## Problem requirements
Extract each line bearing the word "data".

## Supplied information
## begin
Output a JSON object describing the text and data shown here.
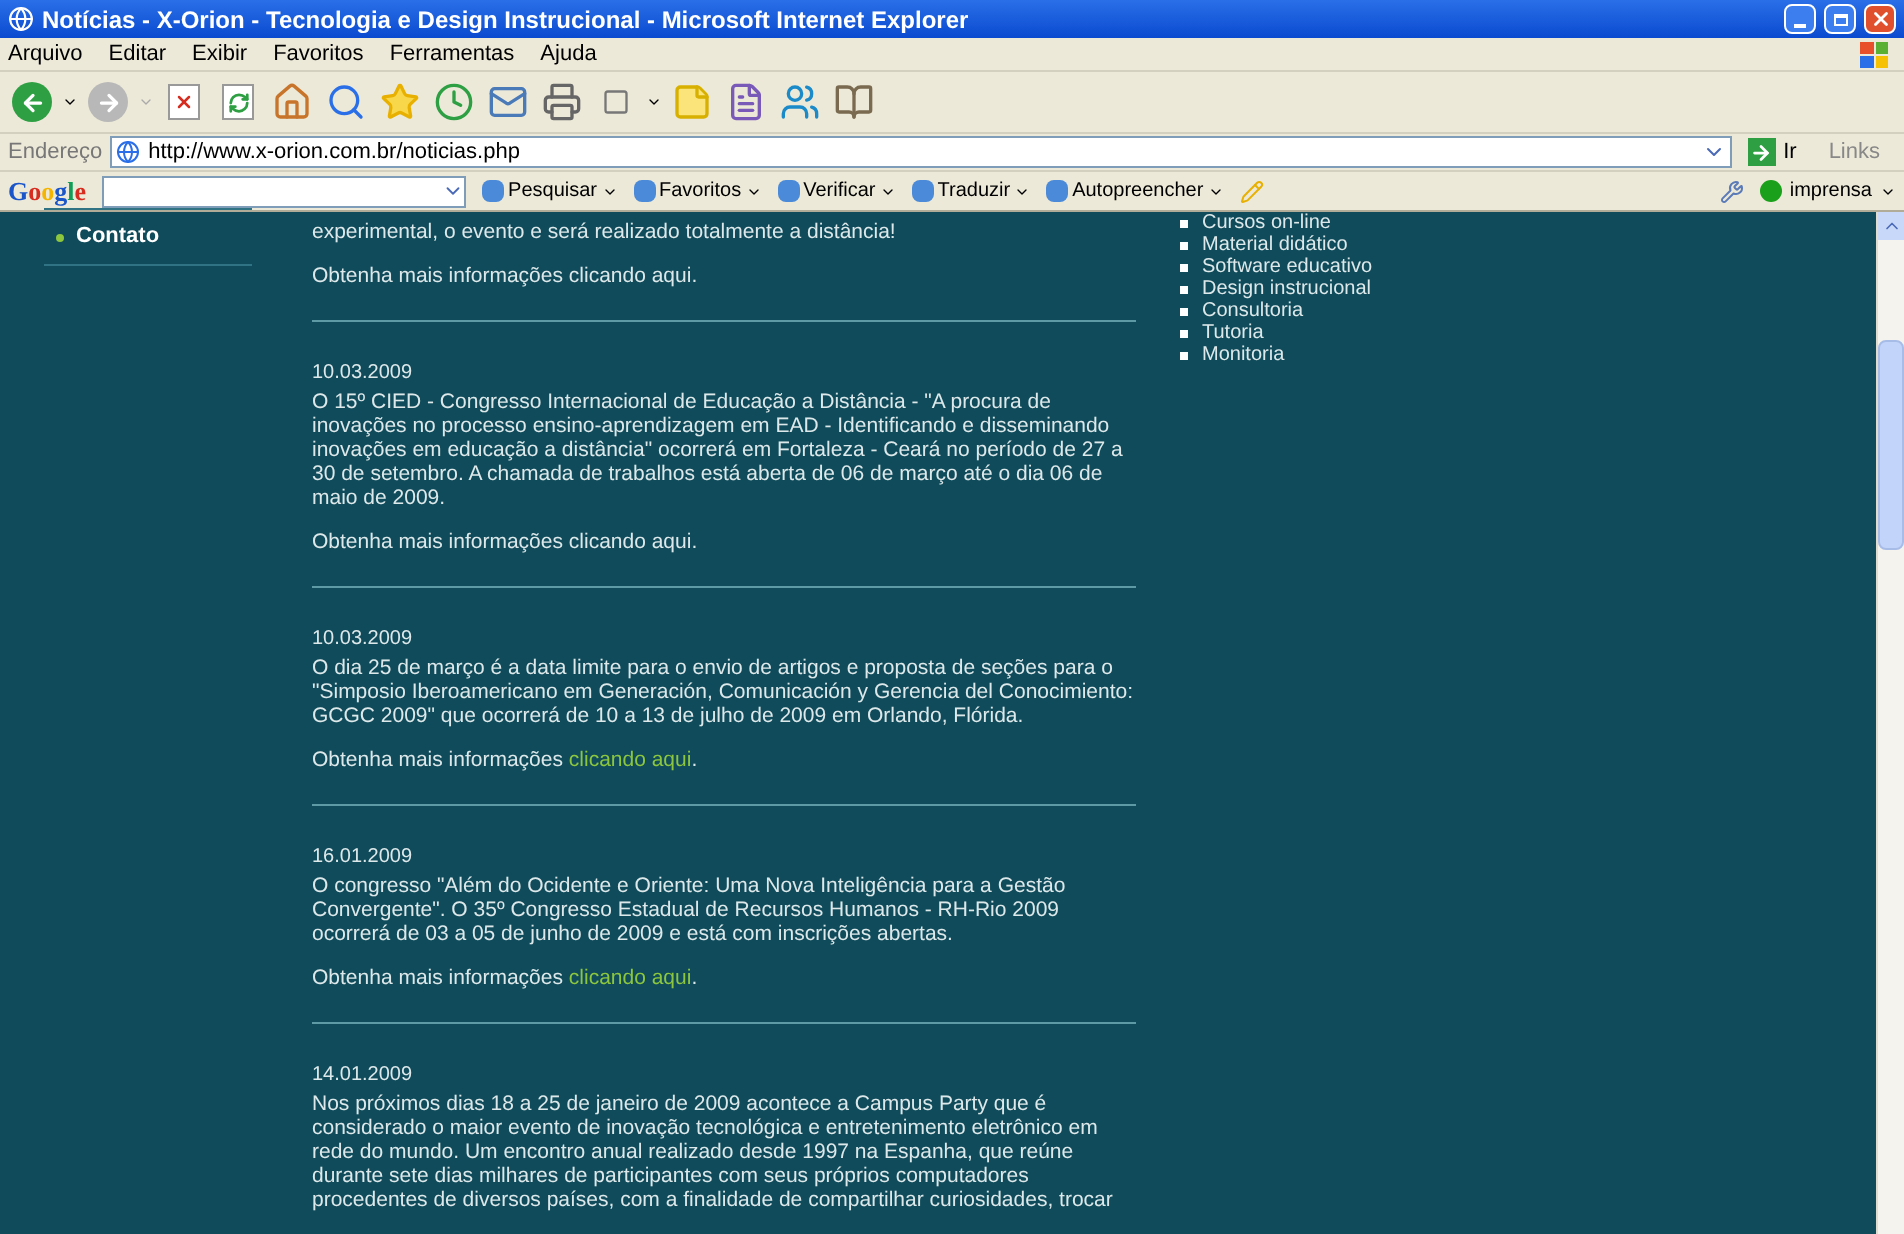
{
  "window": {
    "title": "Notícias - X-Orion - Tecnologia e Design Instrucional - Microsoft Internet Explorer"
  },
  "menu": [
    "Arquivo",
    "Editar",
    "Exibir",
    "Favoritos",
    "Ferramentas",
    "Ajuda"
  ],
  "address_bar": {
    "label": "Endereço",
    "url": "http://www.x-orion.com.br/noticias.php",
    "go": "Ir",
    "links": "Links"
  },
  "google_bar": {
    "logo": "Google",
    "buttons": [
      "Pesquisar",
      "Favoritos",
      "Verificar",
      "Traduzir",
      "Autopreencher"
    ],
    "account": "imprensa"
  },
  "sidebar": {
    "items": [
      {
        "label": "Contato"
      }
    ]
  },
  "news": [
    {
      "body": "experimental, o evento e será realizado totalmente a distância!",
      "more": "Obtenha mais informações",
      "link": "clicando aqui",
      "link_highlighted": false,
      "end": "."
    },
    {
      "date": "10.03.2009",
      "body": "O 15º CIED - Congresso Internacional de Educação a Distância - \"A procura de inovações no processo ensino-aprendizagem em EAD - Identificando e disseminando inovações em educação a distância\" ocorrerá em Fortaleza - Ceará no período de 27 a 30 de setembro. A chamada de trabalhos está aberta de 06 de março até o dia 06 de maio de 2009.",
      "more": "Obtenha mais informações",
      "link": "clicando aqui",
      "link_highlighted": false,
      "end": "."
    },
    {
      "date": "10.03.2009",
      "body": "O dia 25 de março é a data limite para o envio de artigos e proposta de seções para o \"Simposio Iberoamericano em Generación, Comunicación y Gerencia del Conocimiento: GCGC 2009\" que ocorrerá de 10 a 13 de julho de 2009 em Orlando, Flórida.",
      "more": "Obtenha mais informações",
      "link": "clicando aqui",
      "link_highlighted": true,
      "end": "."
    },
    {
      "date": "16.01.2009",
      "body": "O congresso \"Além do Ocidente e Oriente: Uma Nova Inteligência para a Gestão Convergente\". O 35º Congresso Estadual de Recursos Humanos - RH-Rio 2009 ocorrerá de 03 a 05 de junho de 2009 e está com inscrições abertas.",
      "more": "Obtenha mais informações",
      "link": "clicando aqui",
      "link_highlighted": true,
      "end": "."
    },
    {
      "date": "14.01.2009",
      "body": "Nos próximos dias 18 a 25 de janeiro de 2009 acontece a Campus Party que é considerado o maior evento de inovação tecnológica e entretenimento eletrônico em rede do mundo. Um encontro anual realizado desde 1997 na Espanha, que reúne durante sete dias milhares de participantes com seus próprios computadores procedentes de diversos países, com a finalidade de compartilhar curiosidades, trocar"
    }
  ],
  "services": [
    "Cursos on-line",
    "Material didático",
    "Software educativo",
    "Design instrucional",
    "Consultoria",
    "Tutoria",
    "Monitoria"
  ]
}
## end
## Response
Output a JSON object describing the text and data shown here.
      "body": "O dia 25 de março é a data limite para o envio de artigos e proposta de seções para o \"Simposio Iberoamericano em Generación, Comunicación y Gerencia del Conocimiento: GCGC 2009\" que ocorrerá de 10 a 13 de julho de 2009 em Orlando, Flórida.",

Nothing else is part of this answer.